* Task details *
Copy out all lines of the records in which the word "pohanské" appears.

* Entries supplied *
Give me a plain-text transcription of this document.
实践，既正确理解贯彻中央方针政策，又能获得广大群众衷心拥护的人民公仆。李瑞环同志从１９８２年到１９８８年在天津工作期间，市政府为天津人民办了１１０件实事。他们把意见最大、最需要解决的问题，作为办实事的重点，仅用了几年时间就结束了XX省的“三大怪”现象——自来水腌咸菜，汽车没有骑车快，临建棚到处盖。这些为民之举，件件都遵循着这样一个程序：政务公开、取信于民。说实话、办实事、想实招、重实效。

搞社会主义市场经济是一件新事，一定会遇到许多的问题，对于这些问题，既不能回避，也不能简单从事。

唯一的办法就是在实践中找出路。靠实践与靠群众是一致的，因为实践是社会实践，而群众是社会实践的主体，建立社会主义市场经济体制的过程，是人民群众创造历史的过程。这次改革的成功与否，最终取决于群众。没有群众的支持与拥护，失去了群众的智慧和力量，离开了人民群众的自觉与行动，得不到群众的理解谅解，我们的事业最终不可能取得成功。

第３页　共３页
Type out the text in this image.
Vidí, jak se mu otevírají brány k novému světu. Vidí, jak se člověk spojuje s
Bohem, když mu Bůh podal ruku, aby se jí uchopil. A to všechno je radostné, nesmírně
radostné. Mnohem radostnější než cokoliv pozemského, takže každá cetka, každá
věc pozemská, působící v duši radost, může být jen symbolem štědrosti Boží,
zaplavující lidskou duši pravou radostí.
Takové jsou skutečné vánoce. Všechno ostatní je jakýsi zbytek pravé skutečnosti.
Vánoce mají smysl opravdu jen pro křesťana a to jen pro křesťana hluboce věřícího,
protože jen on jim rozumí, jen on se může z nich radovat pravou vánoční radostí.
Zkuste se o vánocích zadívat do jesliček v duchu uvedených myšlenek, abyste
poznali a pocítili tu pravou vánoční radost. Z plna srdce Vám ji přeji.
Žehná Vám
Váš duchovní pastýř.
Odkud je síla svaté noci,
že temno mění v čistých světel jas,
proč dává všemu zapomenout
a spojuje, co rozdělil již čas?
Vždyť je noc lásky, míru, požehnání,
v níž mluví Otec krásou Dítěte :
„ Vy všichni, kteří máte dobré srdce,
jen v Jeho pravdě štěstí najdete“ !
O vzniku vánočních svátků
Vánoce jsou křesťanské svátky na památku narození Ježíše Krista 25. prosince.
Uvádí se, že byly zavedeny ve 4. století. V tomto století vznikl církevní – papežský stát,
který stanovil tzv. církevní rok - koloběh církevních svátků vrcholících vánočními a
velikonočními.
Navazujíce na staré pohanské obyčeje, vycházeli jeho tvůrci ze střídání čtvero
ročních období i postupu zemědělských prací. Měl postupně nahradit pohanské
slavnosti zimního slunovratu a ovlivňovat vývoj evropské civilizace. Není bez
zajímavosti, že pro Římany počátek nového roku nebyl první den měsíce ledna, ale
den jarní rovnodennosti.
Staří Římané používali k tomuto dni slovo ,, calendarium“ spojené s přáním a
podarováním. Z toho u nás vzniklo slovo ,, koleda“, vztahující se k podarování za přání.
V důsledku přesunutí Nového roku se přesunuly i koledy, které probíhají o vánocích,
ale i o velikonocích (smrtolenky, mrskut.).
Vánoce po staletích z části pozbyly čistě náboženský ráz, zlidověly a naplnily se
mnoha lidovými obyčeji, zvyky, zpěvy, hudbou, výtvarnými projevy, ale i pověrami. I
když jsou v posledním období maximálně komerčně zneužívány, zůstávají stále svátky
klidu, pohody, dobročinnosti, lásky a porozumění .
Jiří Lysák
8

* Reply to the exercise *
Navazujíce na staré pohanské obyčeje, vycházeli jeho tvůrci ze střídání čtvero
ročních období i postupu zemědělských prací. Měl postupně nahradit pohanské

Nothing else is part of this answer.